***** Record set *****

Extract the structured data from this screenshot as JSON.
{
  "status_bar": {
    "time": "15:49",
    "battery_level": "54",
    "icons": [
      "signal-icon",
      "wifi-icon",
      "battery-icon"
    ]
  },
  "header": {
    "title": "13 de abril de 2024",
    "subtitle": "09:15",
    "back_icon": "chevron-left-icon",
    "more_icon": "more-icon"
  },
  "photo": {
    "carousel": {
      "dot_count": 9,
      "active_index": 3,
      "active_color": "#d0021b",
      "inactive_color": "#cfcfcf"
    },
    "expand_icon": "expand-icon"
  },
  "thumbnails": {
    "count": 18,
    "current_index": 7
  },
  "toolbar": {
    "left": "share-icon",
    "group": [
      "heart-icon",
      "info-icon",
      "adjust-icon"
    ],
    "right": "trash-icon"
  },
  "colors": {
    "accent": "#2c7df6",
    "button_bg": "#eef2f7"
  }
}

*****

#### Problem to solve
Scan the listing above for the word "left" and show each line where it is found.

#### Solution to this exercise
    "back_icon": "chevron-left-icon",
    "left": "share-icon",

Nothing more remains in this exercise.